PROVIDED ENTRIES =

--------------------

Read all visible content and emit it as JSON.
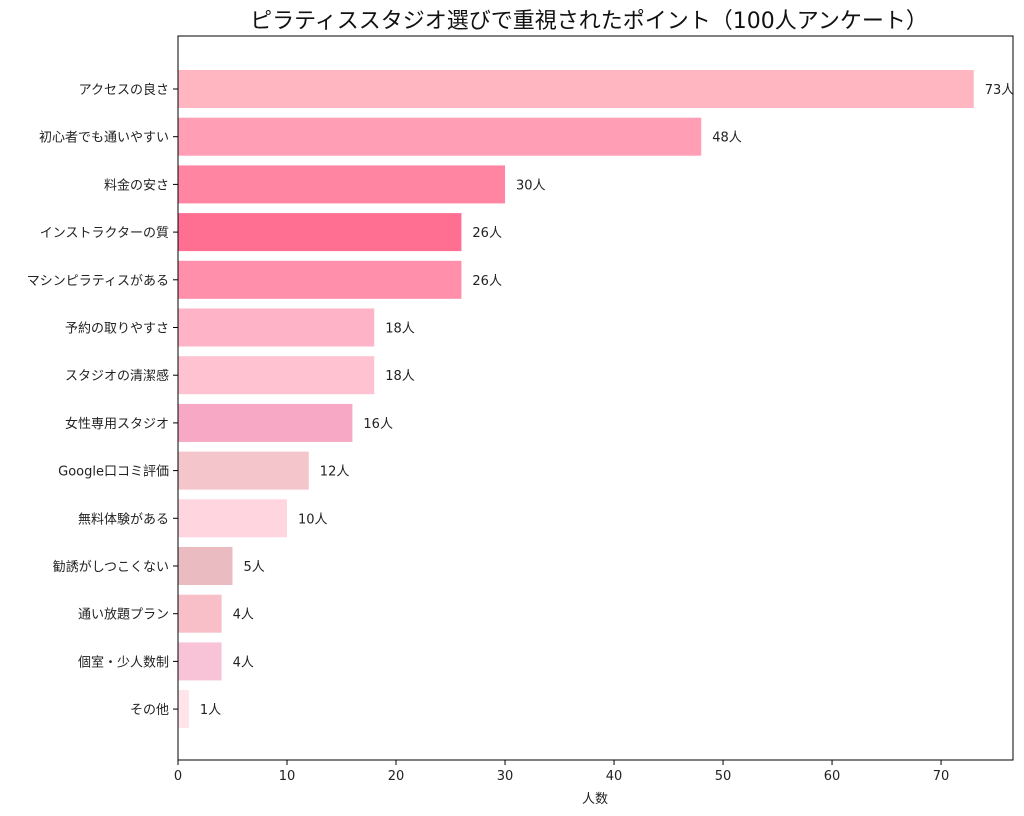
{
  "chart_data": {
    "type": "bar",
    "orientation": "horizontal",
    "title": "ピラティススタジオ選びで重視されたポイント（100人アンケート）",
    "xlabel": "人数",
    "ylabel": "",
    "xlim": [
      0,
      76.6
    ],
    "xticks": [
      0,
      10,
      20,
      30,
      40,
      50,
      60,
      70
    ],
    "grid": false,
    "legend": "none",
    "value_suffix": "人",
    "categories": [
      "アクセスの良さ",
      "初心者でも通いやすい",
      "料金の安さ",
      "インストラクターの質",
      "マシンピラティスがある",
      "予約の取りやすさ",
      "スタジオの清潔感",
      "女性専用スタジオ",
      "Google口コミ評価",
      "無料体験がある",
      "勧誘がしつこくない",
      "通い放題プラン",
      "個室・少人数制",
      "その他"
    ],
    "values": [
      73,
      48,
      30,
      26,
      26,
      18,
      18,
      16,
      12,
      10,
      5,
      4,
      4,
      1
    ],
    "data_labels": [
      "73人",
      "48人",
      "30人",
      "26人",
      "26人",
      "18人",
      "18人",
      "16人",
      "12人",
      "10人",
      "5人",
      "4人",
      "4人",
      "1人"
    ],
    "colors": [
      "#ffb6c1",
      "#ff9eb5",
      "#ff85a2",
      "#ff6f91",
      "#ff8fab",
      "#ffb3c6",
      "#ffc2d1",
      "#f7a8c4",
      "#f4c6cc",
      "#ffd6e0",
      "#ebbbc2",
      "#f9bfc8",
      "#f8c3d6",
      "#ffe4ea"
    ]
  }
}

--------------------

Repeat the data exactly in full, omitting its pictures.

WORKED ANSWER =
Read all visible content and emit it as JSON.
{
  "chart_data": {
    "type": "bar",
    "orientation": "horizontal",
    "title": "ピラティススタジオ選びで重視されたポイント（100人アンケート）",
    "xlabel": "人数",
    "ylabel": "",
    "xlim": [
      0,
      76.6
    ],
    "xticks": [
      0,
      10,
      20,
      30,
      40,
      50,
      60,
      70
    ],
    "grid": false,
    "legend": "none",
    "value_suffix": "人",
    "categories": [
      "アクセスの良さ",
      "初心者でも通いやすい",
      "料金の安さ",
      "インストラクターの質",
      "マシンピラティスがある",
      "予約の取りやすさ",
      "スタジオの清潔感",
      "女性専用スタジオ",
      "Google口コミ評価",
      "無料体験がある",
      "勧誘がしつこくない",
      "通い放題プラン",
      "個室・少人数制",
      "その他"
    ],
    "values": [
      73,
      48,
      30,
      26,
      26,
      18,
      18,
      16,
      12,
      10,
      5,
      4,
      4,
      1
    ],
    "data_labels": [
      "73人",
      "48人",
      "30人",
      "26人",
      "26人",
      "18人",
      "18人",
      "16人",
      "12人",
      "10人",
      "5人",
      "4人",
      "4人",
      "1人"
    ],
    "colors": [
      "#ffb6c1",
      "#ff9eb5",
      "#ff85a2",
      "#ff6f91",
      "#ff8fab",
      "#ffb3c6",
      "#ffc2d1",
      "#f7a8c4",
      "#f4c6cc",
      "#ffd6e0",
      "#ebbbc2",
      "#f9bfc8",
      "#f8c3d6",
      "#ffe4ea"
    ]
  }
}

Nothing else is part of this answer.